— BEGIN —
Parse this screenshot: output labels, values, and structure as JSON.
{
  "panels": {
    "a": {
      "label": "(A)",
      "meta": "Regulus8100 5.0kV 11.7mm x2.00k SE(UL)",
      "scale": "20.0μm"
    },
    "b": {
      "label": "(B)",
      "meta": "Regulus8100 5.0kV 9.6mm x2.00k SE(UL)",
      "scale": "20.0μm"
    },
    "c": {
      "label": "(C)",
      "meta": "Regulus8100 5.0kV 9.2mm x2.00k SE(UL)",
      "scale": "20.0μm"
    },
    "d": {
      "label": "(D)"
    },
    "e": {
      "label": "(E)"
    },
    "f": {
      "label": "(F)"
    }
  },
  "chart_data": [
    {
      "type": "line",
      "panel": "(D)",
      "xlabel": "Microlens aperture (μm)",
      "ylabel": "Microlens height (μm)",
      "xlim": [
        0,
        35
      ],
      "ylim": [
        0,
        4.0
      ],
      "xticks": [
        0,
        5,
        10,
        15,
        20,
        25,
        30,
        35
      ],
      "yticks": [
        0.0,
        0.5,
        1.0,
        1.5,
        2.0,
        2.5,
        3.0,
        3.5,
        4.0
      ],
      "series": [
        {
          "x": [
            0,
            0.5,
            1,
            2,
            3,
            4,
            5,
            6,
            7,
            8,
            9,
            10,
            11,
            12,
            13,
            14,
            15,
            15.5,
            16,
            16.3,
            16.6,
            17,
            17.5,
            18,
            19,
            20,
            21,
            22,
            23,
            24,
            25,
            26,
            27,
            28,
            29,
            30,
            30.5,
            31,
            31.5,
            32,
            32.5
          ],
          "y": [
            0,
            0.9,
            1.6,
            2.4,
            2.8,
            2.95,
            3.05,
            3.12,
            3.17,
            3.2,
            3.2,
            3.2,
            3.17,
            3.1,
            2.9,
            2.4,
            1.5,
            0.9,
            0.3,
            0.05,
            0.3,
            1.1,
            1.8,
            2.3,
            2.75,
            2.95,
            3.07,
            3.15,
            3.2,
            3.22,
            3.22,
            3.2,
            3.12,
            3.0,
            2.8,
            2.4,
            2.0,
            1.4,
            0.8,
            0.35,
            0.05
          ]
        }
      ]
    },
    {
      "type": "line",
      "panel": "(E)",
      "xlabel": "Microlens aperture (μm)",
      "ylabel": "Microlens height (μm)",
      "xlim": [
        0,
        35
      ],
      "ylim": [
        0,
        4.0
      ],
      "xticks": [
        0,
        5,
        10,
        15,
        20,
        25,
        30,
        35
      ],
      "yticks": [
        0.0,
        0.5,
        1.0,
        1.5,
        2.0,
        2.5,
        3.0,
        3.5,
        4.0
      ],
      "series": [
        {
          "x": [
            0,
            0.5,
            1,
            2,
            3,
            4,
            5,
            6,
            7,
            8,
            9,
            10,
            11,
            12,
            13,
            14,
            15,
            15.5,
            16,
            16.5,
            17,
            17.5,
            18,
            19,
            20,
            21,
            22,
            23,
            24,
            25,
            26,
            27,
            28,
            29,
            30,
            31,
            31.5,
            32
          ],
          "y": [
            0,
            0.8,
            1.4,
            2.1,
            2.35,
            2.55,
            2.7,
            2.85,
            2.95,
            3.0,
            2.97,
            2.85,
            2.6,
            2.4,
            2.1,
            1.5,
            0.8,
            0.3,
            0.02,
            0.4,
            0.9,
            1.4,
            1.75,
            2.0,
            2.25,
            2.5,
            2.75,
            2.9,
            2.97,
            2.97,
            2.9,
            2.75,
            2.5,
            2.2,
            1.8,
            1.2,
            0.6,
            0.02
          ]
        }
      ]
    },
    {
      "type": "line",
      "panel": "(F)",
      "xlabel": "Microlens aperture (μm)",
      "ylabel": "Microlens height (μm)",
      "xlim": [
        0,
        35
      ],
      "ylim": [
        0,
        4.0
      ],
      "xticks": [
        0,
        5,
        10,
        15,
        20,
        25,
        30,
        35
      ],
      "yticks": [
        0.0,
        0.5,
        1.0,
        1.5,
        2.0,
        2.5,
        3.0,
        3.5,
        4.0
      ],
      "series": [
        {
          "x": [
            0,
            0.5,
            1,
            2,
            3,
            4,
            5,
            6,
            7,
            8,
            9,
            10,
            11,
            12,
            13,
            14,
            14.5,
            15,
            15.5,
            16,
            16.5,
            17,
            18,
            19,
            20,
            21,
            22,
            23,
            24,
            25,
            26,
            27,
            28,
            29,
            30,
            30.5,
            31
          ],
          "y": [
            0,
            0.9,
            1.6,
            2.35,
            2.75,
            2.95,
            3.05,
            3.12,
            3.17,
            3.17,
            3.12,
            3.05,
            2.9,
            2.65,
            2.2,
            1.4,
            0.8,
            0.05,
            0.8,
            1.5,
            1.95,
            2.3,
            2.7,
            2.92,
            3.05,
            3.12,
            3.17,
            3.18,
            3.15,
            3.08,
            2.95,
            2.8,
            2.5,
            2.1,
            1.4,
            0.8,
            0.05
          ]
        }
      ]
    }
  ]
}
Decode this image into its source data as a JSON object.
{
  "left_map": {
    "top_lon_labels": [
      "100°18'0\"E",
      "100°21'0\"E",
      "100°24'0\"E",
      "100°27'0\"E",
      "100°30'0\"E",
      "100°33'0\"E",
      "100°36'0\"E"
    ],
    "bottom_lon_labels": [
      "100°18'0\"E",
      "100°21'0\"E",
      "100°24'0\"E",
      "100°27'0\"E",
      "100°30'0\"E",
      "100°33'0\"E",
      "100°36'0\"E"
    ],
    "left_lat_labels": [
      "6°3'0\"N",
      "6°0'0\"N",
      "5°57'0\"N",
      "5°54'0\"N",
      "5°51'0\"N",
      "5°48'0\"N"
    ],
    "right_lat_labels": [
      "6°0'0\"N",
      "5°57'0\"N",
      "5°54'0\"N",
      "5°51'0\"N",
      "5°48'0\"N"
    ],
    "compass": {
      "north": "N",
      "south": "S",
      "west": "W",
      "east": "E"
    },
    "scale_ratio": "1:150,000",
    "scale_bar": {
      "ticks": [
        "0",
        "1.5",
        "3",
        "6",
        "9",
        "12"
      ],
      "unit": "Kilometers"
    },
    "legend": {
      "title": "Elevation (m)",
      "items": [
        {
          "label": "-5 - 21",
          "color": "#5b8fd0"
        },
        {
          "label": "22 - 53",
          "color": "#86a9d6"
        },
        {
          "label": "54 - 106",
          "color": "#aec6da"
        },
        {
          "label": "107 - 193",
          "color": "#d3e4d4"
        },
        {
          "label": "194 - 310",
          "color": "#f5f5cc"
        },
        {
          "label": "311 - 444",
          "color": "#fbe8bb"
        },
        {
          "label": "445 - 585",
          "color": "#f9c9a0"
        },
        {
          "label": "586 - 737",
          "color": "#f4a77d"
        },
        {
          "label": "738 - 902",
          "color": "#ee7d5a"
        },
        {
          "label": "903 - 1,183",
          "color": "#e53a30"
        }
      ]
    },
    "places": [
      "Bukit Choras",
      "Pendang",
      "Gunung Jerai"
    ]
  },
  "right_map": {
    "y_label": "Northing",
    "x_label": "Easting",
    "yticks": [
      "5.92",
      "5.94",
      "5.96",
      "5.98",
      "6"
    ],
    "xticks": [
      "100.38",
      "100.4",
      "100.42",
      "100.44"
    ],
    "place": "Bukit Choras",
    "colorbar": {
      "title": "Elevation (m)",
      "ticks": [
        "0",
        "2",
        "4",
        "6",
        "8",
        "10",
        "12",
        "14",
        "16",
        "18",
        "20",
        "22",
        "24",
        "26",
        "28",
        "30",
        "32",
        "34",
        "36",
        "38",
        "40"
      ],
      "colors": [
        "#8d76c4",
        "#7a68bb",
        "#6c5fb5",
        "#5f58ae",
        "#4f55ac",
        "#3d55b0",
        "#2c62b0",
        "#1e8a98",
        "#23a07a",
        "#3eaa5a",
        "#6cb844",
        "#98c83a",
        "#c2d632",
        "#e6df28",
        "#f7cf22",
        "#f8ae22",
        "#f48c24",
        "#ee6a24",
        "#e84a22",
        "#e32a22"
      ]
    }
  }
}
— END —
**TO DO:** Scan the lines for the string "this". Copy out each line that matches.

**FULL RESPONSE:**
Parse this screenshot: output labels, values, and structure as JSON.
Decode this image into its source data as a JSON object.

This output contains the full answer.